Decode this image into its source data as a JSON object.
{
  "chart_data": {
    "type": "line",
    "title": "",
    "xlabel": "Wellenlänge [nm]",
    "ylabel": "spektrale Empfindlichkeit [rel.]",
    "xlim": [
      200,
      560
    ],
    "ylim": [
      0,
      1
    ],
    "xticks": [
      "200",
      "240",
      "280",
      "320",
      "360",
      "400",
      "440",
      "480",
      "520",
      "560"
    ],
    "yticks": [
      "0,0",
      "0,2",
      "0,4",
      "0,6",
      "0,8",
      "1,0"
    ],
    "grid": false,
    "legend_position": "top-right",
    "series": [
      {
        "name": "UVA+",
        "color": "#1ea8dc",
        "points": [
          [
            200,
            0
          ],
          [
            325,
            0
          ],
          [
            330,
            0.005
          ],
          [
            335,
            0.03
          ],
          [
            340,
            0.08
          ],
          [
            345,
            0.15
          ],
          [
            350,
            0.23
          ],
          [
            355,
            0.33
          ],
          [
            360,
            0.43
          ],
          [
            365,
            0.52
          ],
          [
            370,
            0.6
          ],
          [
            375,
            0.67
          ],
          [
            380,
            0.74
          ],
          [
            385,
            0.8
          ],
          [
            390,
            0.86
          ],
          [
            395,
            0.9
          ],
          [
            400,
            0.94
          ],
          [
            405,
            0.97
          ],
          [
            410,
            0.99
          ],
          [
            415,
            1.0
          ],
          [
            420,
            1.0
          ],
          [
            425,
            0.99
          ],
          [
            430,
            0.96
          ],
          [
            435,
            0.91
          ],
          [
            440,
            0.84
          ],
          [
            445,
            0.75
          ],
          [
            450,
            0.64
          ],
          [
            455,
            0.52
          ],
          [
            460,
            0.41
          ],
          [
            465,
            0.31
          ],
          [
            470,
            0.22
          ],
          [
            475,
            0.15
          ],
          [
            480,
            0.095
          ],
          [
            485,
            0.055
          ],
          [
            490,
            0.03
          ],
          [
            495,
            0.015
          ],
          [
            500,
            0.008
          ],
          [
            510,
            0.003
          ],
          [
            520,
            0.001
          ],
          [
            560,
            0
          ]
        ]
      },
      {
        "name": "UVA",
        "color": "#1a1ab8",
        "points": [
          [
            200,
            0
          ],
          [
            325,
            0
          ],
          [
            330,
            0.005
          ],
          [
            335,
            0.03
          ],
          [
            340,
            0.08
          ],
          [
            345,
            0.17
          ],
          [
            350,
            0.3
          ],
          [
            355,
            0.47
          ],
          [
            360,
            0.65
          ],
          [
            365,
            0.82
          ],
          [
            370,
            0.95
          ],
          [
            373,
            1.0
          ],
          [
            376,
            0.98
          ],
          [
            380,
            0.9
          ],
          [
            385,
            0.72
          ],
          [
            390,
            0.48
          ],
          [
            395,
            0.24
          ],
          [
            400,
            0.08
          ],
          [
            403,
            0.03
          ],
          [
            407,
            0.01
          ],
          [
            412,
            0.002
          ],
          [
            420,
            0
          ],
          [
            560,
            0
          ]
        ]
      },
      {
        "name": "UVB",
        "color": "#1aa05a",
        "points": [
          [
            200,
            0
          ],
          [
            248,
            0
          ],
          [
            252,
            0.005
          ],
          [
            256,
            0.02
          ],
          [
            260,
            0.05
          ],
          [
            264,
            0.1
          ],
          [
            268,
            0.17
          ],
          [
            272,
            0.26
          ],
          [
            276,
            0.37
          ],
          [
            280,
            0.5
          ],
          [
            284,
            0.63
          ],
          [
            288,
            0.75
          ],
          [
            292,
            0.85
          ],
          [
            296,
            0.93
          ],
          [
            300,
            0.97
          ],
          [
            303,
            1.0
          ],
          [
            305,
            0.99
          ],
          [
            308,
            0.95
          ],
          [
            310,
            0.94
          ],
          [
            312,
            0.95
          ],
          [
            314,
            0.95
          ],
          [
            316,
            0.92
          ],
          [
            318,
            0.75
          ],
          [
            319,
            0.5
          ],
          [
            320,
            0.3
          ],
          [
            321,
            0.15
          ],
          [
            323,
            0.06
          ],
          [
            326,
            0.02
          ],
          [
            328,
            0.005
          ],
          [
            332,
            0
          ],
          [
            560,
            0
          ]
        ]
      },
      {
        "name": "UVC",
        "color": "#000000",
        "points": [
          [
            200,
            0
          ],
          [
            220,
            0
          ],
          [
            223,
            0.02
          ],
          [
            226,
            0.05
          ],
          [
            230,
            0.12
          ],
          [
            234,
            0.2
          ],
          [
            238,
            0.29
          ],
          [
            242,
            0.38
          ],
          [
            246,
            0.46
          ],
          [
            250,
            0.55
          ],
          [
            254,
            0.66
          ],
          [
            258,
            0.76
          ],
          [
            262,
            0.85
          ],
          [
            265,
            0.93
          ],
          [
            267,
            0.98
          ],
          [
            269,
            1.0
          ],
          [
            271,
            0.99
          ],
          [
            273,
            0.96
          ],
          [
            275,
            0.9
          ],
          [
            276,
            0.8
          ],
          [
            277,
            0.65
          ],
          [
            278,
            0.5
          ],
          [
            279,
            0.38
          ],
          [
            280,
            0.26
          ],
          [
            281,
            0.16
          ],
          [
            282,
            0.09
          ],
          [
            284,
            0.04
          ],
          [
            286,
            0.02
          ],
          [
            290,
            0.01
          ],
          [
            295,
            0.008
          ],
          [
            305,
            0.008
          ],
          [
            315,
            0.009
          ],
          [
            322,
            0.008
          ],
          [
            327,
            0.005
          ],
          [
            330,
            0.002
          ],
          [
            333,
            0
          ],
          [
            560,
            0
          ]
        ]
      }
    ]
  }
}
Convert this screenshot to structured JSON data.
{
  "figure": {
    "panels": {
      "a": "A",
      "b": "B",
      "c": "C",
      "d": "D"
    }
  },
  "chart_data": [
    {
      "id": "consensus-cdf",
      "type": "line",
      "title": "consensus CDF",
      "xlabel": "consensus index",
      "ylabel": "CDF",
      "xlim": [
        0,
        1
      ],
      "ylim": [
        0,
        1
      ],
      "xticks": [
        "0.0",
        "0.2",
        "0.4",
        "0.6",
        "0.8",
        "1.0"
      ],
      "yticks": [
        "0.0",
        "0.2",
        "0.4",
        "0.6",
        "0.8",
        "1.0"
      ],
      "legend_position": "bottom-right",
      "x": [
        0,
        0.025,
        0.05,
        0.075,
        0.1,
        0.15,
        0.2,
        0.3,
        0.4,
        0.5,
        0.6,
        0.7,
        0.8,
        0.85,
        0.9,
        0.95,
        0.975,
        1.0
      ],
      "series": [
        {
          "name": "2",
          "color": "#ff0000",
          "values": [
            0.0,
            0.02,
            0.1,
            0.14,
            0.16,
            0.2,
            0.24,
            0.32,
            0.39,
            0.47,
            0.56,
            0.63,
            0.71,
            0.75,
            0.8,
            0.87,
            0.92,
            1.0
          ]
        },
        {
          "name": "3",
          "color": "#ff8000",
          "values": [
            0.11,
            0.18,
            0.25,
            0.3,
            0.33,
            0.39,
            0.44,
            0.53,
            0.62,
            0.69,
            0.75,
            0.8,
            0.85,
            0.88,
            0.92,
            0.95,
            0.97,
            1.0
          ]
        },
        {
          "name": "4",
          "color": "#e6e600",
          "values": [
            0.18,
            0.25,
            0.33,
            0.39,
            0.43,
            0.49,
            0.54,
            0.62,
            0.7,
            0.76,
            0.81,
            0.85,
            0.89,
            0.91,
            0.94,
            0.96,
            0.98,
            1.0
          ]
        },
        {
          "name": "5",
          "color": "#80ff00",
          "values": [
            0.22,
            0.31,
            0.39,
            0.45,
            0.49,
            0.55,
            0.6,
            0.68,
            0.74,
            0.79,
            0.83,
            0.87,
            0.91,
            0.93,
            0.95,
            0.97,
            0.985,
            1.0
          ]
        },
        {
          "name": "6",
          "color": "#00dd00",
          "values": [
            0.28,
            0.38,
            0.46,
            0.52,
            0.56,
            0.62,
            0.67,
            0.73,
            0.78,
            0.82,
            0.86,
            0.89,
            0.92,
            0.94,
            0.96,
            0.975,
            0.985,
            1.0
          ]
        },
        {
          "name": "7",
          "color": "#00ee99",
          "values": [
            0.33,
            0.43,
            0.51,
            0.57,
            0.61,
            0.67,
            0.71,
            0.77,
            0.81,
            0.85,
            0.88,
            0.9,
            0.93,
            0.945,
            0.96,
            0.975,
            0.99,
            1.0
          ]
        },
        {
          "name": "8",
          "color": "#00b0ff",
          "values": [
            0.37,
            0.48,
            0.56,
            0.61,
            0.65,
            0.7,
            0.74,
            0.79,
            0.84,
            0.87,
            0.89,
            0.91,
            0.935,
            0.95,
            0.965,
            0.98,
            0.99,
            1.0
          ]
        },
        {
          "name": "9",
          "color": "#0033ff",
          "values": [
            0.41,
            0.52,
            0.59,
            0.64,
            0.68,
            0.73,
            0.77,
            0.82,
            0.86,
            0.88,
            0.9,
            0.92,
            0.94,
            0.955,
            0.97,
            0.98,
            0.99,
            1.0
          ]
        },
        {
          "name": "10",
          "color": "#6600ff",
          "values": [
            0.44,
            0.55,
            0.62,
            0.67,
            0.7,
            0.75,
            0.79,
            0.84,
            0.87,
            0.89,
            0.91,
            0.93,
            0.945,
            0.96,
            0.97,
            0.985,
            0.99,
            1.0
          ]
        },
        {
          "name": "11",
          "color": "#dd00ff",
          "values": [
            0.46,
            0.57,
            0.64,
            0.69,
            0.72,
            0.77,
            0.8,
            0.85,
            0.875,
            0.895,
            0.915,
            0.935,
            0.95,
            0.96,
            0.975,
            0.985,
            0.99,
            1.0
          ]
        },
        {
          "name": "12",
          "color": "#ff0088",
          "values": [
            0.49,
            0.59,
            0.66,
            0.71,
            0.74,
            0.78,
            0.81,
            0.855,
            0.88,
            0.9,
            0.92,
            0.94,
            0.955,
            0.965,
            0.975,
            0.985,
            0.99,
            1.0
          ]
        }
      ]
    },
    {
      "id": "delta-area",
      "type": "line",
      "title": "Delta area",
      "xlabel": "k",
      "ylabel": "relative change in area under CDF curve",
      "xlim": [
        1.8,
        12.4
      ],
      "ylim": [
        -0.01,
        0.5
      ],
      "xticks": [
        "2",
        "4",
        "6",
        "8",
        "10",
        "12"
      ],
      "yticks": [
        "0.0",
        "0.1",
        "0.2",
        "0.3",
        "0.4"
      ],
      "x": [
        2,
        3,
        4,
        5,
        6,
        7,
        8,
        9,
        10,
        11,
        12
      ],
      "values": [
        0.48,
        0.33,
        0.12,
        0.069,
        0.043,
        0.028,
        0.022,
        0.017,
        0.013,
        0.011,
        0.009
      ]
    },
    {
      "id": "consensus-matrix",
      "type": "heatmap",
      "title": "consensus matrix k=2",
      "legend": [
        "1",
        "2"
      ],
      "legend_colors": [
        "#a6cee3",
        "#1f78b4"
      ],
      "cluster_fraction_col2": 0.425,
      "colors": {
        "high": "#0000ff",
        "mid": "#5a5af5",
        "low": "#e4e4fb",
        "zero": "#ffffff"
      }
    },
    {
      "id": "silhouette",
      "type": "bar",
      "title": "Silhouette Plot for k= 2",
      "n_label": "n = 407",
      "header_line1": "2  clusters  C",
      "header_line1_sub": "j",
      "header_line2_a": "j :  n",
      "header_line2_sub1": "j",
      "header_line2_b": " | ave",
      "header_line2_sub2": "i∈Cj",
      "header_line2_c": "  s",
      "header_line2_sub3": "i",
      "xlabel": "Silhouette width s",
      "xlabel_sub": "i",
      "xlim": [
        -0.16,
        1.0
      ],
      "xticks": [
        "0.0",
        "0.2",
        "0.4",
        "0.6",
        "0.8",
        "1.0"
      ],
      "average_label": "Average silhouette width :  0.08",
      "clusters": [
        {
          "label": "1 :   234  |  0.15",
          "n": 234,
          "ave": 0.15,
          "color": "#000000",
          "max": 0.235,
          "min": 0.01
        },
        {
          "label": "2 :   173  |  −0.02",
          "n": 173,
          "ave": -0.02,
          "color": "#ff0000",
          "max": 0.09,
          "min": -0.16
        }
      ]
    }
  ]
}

• • • • • • •

Identify and copy all lines with the word "width".

- Full response:
      "xlabel": "Silhouette width s",
      "average_label": "Average silhouette width :  0.08",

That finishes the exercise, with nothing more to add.